◆ **INSTRUCTIONS TO FOLLOW**: Make an exact copy of each entry, leaving out every picture.
--------------------
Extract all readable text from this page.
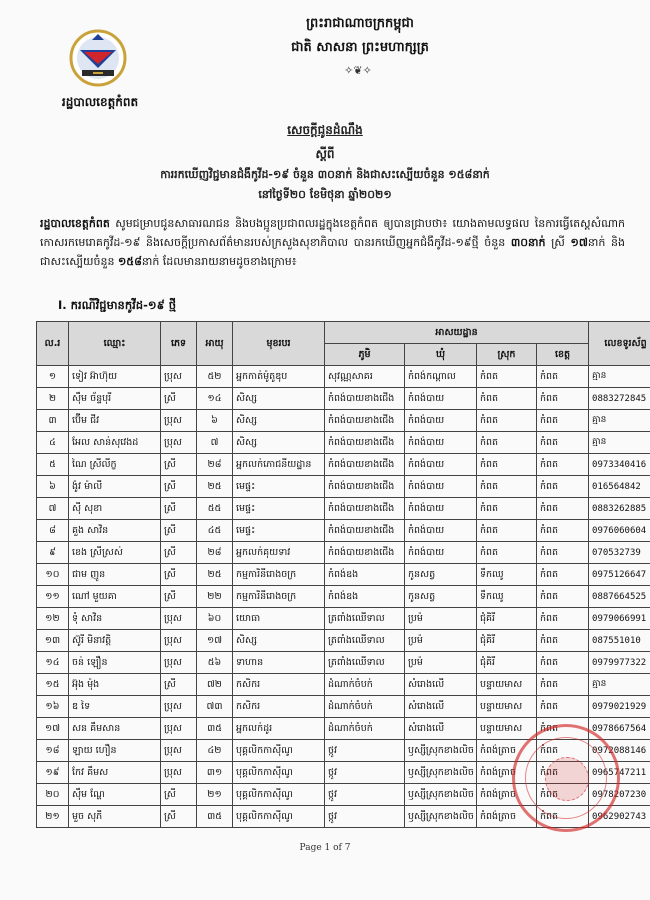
រដ្ឋបាលខេត្តកំពត
ព្រះរាជាណាចក្រកម្ពុជា
ជាតិ សាសនា ព្រះមហាក្សត្រ
✧❦✧
សេចក្តីជូនដំណឹង
ស្តីពី
ការរកឃើញវិជ្ជមានជំងឺកូវីដ-១៩ ចំនួន ៣០នាក់ និងជាសះស្បើយចំនួន ១៥៨នាក់
នៅថ្ងៃទី២០ ខែមិថុនា ឆ្នាំ២០២១
រដ្ឋបាលខេត្តកំពត សូមជម្រាបជូនសាធារណជន និងបងប្អូនប្រជាពលរដ្ឋក្នុងខេត្តកំពត ឲ្យបានជ្រាបថា៖ យោងតាមលទ្ធផល នៃការធ្វើតេស្តសំណាកកោសរកមេរោគកូវីដ-១៩ និងសេចក្តីប្រកាសព័ត៌មានរបស់ក្រសួងសុខាភិបាល បានរកឃើញអ្នកជំងឺកូវីដ-១៩ថ្មី ចំនួន ៣០នាក់ ស្រី ១៧នាក់ និងជាសះស្បើយចំនួន ១៥៨នាក់ ដែលមានរាយនាមដូចខាងក្រោម៖
I. ករណីវិជ្ជមានកូវីដ-១៩ ថ្មី
ល.រ	ឈ្មោះ	ភេទ	អាយុ	មុខរបរ	អាសយដ្ឋាន				លេខទូរស័ព្ទ
					ភូមិ	ឃុំ	ស្រុក	ខេត្ត	
១	ទៀវ អ៊ាហ៊ុយ	ប្រុស	៥២	អ្នកកាត់ម៉ូតូឌុប	សុវណ្ណសាគរ	កំពង់កណ្តាល	កំពត	កំពត	គ្មាន
២	ស៊ឹម ច័ន្ទបុរី	ស្រី	១៤	សិស្ស	កំពង់បាយខាងជើង	កំពង់បាយ	កំពត	កំពត	0883272845
៣	ប៊ើម ជីវ	ប្រុស	៦	សិស្ស	កំពង់បាយខាងជើង	កំពង់បាយ	កំពត	កំពត	គ្មាន
៤	អែល សាន់សុវេងដ	ប្រុស	៧	សិស្ស	កំពង់បាយខាងជើង	កំពង់បាយ	កំពត	កំពត	គ្មាន
៥	ណៃ ស្រីលីក្ខ	ស្រី	២៨	អ្នកលក់ភោជនីយដ្ឋាន	កំពង់បាយខាងជើង	កំពង់បាយ	កំពត	កំពត	0973340416
៦	ង៉ូវ ម៉ាលី	ស្រី	២៥	មេផ្ទះ	កំពង់បាយខាងជើង	កំពង់បាយ	កំពត	កំពត	016564842
៧	ស៊ី សុខា	ស្រី	៥៥	មេផ្ទះ	កំពង់បាយខាងជើង	កំពង់បាយ	កំពត	កំពត	0883262885
៨	គួង សាវិន	ស្រី	៤៥	មេផ្ទះ	កំពង់បាយខាងជើង	កំពង់បាយ	កំពត	កំពត	0976060604
៩	ខេង ស្រីស្រស់	ស្រី	២៨	អ្នកលក់គុយទាវ	កំពង់បាយខាងជើង	កំពង់បាយ	កំពត	កំពត	070532739
១០	ជាម ញូន	ស្រី	២៥	កម្មការិនីរោងចក្រ	កំពង់ឧង	កូនសត្វ	ទឹកឈូ	កំពត	0975126647
១១	ណៅ មួយគា	ស្រី	២២	កម្មការិនីរោងចក្រ	កំពង់ឧង	កូនសត្វ	ទឹកឈូ	កំពត	0887664525
១២	ទុំ សាវិន	ប្រុស	៦០	យោធា	ត្រពាំងឈើទាល	ប្រម៉	ជុំគិរី	កំពត	0979066991
១៣	ស៊ូរី មិនាវត្តិ	ប្រុស	១៧	សិស្ស	ត្រពាំងឈើទាល	ប្រម៉	ជុំគិរី	កំពត	087551010
១៤	ចន់ ឡឿន	ប្រុស	៥៦	ទាហាន	ត្រពាំងឈើទាល	ប្រម៉	ជុំគិរី	កំពត	0979977322
១៥	អ៊ុង ម៉ុង	ស្រី	៧២	កសិករ	ដំណាក់ចំបក់	សំរោងលើ	បន្ទាយមាស	កំពត	គ្មាន
១៦	ឌ ទៃ	ប្រុស	៧៣	កសិករ	ដំណាក់ចំបក់	សំរោងលើ	បន្ទាយមាស	កំពត	0979021929
១៧	សន គឹមសាន	ប្រុស	៣៥	អ្នកលក់ដូរ	ដំណាក់ចំបក់	សំរោងលើ	បន្ទាយមាស	កំពត	0978667564
១៨	ឡាយ ហឿន	ប្រុស	៤២	បុគ្គលិកកាស៊ីណូ	ថ្កូវ	ឫស្សីស្រុកខាងលិច	កំពង់ត្រាច	កំពត	0972088146
១៩	កែវ គឹមស	ប្រុស	៣១	បុគ្គលិកកាស៊ីណូ	ថ្កូវ	ឫស្សីស្រុកខាងលិច	កំពង់ត្រាច	កំពត	0965747211
២០	ស៊ឹម ណ្ហែ	ស្រី	២១	បុគ្គលិកកាស៊ីណូ	ថ្កូវ	ឫស្សីស្រុកខាងលិច	កំពង់ត្រាច	កំពត	0978207230
២១	មួច សុភី	ស្រី	៣៥	បុគ្គលិកកាស៊ីណូ	ថ្កូវ	ឫស្សីស្រុកខាងលិច	កំពង់ត្រាច	កំពត	0962902743
Page 1 of 7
--------------------
◆ **THE SOLUTION**:
Extract all readable text from this page.
រដ្ឋបាលខេត្តកំពត
ព្រះរាជាណាចក្រកម្ពុជា
ជាតិ សាសនា ព្រះមហាក្សត្រ
✧❦✧
សេចក្តីជូនដំណឹង
ស្តីពី
ការរកឃើញវិជ្ជមានជំងឺកូវីដ-១៩ ចំនួន ៣០នាក់ និងជាសះស្បើយចំនួន ១៥៨នាក់
នៅថ្ងៃទី២០ ខែមិថុនា ឆ្នាំ២០២១
រដ្ឋបាលខេត្តកំពត សូមជម្រាបជូនសាធារណជន និងបងប្អូនប្រជាពលរដ្ឋក្នុងខេត្តកំពត ឲ្យបានជ្រាបថា៖ យោងតាមលទ្ធផល នៃការធ្វើតេស្តសំណាកកោសរកមេរោគកូវីដ-១៩ និងសេចក្តីប្រកាសព័ត៌មានរបស់ក្រសួងសុខាភិបាល បានរកឃើញអ្នកជំងឺកូវីដ-១៩ថ្មី ចំនួន ៣០នាក់ ស្រី ១៧នាក់ និងជាសះស្បើយចំនួន ១៥៨នាក់ ដែលមានរាយនាមដូចខាងក្រោម៖
I. ករណីវិជ្ជមានកូវីដ-១៩ ថ្មី
ល.រ	ឈ្មោះ	ភេទ	អាយុ	មុខរបរ	អាសយដ្ឋាន				លេខទូរស័ព្ទ
					ភូមិ	ឃុំ	ស្រុក	ខេត្ត	
១	ទៀវ អ៊ាហ៊ុយ	ប្រុស	៥២	អ្នកកាត់ម៉ូតូឌុប	សុវណ្ណសាគរ	កំពង់កណ្តាល	កំពត	កំពត	គ្មាន
២	ស៊ឹម ច័ន្ទបុរី	ស្រី	១៤	សិស្ស	កំពង់បាយខាងជើង	កំពង់បាយ	កំពត	កំពត	0883272845
៣	ប៊ើម ជីវ	ប្រុស	៦	សិស្ស	កំពង់បាយខាងជើង	កំពង់បាយ	កំពត	កំពត	គ្មាន
៤	អែល សាន់សុវេងដ	ប្រុស	៧	សិស្ស	កំពង់បាយខាងជើង	កំពង់បាយ	កំពត	កំពត	គ្មាន
៥	ណៃ ស្រីលីក្ខ	ស្រី	២៨	អ្នកលក់ភោជនីយដ្ឋាន	កំពង់បាយខាងជើង	កំពង់បាយ	កំពត	កំពត	0973340416
៦	ង៉ូវ ម៉ាលី	ស្រី	២៥	មេផ្ទះ	កំពង់បាយខាងជើង	កំពង់បាយ	កំពត	កំពត	016564842
៧	ស៊ី សុខា	ស្រី	៥៥	មេផ្ទះ	កំពង់បាយខាងជើង	កំពង់បាយ	កំពត	កំពត	0883262885
៨	គួង សាវិន	ស្រី	៤៥	មេផ្ទះ	កំពង់បាយខាងជើង	កំពង់បាយ	កំពត	កំពត	0976060604
៩	ខេង ស្រីស្រស់	ស្រី	២៨	អ្នកលក់គុយទាវ	កំពង់បាយខាងជើង	កំពង់បាយ	កំពត	កំពត	070532739
១០	ជាម ញូន	ស្រី	២៥	កម្មការិនីរោងចក្រ	កំពង់ឧង	កូនសត្វ	ទឹកឈូ	កំពត	0975126647
១១	ណៅ មួយគា	ស្រី	២២	កម្មការិនីរោងចក្រ	កំពង់ឧង	កូនសត្វ	ទឹកឈូ	កំពត	0887664525
១២	ទុំ សាវិន	ប្រុស	៦០	យោធា	ត្រពាំងឈើទាល	ប្រម៉	ជុំគិរី	កំពត	0979066991
១៣	ស៊ូរី មិនាវត្តិ	ប្រុស	១៧	សិស្ស	ត្រពាំងឈើទាល	ប្រម៉	ជុំគិរី	កំពត	087551010
១៤	ចន់ ឡឿន	ប្រុស	៥៦	ទាហាន	ត្រពាំងឈើទាល	ប្រម៉	ជុំគិរី	កំពត	0979977322
១៥	អ៊ុង ម៉ុង	ស្រី	៧២	កសិករ	ដំណាក់ចំបក់	សំរោងលើ	បន្ទាយមាស	កំពត	គ្មាន
១៦	ឌ ទៃ	ប្រុស	៧៣	កសិករ	ដំណាក់ចំបក់	សំរោងលើ	បន្ទាយមាស	កំពត	0979021929
១៧	សន គឹមសាន	ប្រុស	៣៥	អ្នកលក់ដូរ	ដំណាក់ចំបក់	សំរោងលើ	បន្ទាយមាស	កំពត	0978667564
១៨	ឡាយ ហឿន	ប្រុស	៤២	បុគ្គលិកកាស៊ីណូ	ថ្កូវ	ឫស្សីស្រុកខាងលិច	កំពង់ត្រាច	កំពត	0972088146
១៩	កែវ គឹមស	ប្រុស	៣១	បុគ្គលិកកាស៊ីណូ	ថ្កូវ	ឫស្សីស្រុកខាងលិច	កំពង់ត្រាច	កំពត	0965747211
២០	ស៊ឹម ណ្ហែ	ស្រី	២១	បុគ្គលិកកាស៊ីណូ	ថ្កូវ	ឫស្សីស្រុកខាងលិច	កំពង់ត្រាច	កំពត	0978207230
២១	មួច សុភី	ស្រី	៣៥	បុគ្គលិកកាស៊ីណូ	ថ្កូវ	ឫស្សីស្រុកខាងលិច	កំពង់ត្រាច	កំពត	0962902743
Page 1 of 7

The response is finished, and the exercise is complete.